# START OF Data to process
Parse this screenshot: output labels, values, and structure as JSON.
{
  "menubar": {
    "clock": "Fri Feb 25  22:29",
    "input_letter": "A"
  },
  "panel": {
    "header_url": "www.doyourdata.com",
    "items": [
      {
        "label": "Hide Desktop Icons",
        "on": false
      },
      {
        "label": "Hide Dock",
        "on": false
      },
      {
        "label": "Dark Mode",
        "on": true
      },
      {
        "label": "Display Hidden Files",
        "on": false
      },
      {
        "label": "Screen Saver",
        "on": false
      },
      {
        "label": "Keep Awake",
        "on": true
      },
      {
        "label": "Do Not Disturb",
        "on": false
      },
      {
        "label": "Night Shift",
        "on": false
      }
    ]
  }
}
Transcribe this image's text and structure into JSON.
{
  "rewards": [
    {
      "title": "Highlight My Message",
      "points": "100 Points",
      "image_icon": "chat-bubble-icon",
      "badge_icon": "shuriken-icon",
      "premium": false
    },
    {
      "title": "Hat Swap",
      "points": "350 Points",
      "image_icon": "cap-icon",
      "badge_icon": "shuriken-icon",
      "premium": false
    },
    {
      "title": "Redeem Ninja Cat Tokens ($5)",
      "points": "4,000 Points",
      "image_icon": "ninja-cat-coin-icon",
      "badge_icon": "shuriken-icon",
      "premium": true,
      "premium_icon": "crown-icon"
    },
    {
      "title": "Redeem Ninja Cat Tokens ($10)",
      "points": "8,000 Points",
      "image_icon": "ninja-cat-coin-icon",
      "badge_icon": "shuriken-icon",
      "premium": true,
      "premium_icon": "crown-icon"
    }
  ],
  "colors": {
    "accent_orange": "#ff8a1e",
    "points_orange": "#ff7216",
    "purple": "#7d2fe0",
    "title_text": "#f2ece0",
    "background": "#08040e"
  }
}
# END OF Data to process
Return all of the data exactly as it reads.

**Exercise output:**
Parse this screenshot: output labels, values, and structure as JSON.
{
  "menubar": {
    "clock": "Fri Feb 25  22:29",
    "input_letter": "A"
  },
  "panel": {
    "header_url": "www.doyourdata.com",
    "items": [
      {
        "label": "Hide Desktop Icons",
        "on": false
      },
      {
        "label": "Hide Dock",
        "on": false
      },
      {
        "label": "Dark Mode",
        "on": true
      },
      {
        "label": "Display Hidden Files",
        "on": false
      },
      {
        "label": "Screen Saver",
        "on": false
      },
      {
        "label": "Keep Awake",
        "on": true
      },
      {
        "label": "Do Not Disturb",
        "on": false
      },
      {
        "label": "Night Shift",
        "on": false
      }
    ]
  }
}
Transcribe this image's text and structure into JSON.
{
  "rewards": [
    {
      "title": "Highlight My Message",
      "points": "100 Points",
      "image_icon": "chat-bubble-icon",
      "badge_icon": "shuriken-icon",
      "premium": false
    },
    {
      "title": "Hat Swap",
      "points": "350 Points",
      "image_icon": "cap-icon",
      "badge_icon": "shuriken-icon",
      "premium": false
    },
    {
      "title": "Redeem Ninja Cat Tokens ($5)",
      "points": "4,000 Points",
      "image_icon": "ninja-cat-coin-icon",
      "badge_icon": "shuriken-icon",
      "premium": true,
      "premium_icon": "crown-icon"
    },
    {
      "title": "Redeem Ninja Cat Tokens ($10)",
      "points": "8,000 Points",
      "image_icon": "ninja-cat-coin-icon",
      "badge_icon": "shuriken-icon",
      "premium": true,
      "premium_icon": "crown-icon"
    }
  ],
  "colors": {
    "accent_orange": "#ff8a1e",
    "points_orange": "#ff7216",
    "purple": "#7d2fe0",
    "title_text": "#f2ece0",
    "background": "#08040e"
  }
}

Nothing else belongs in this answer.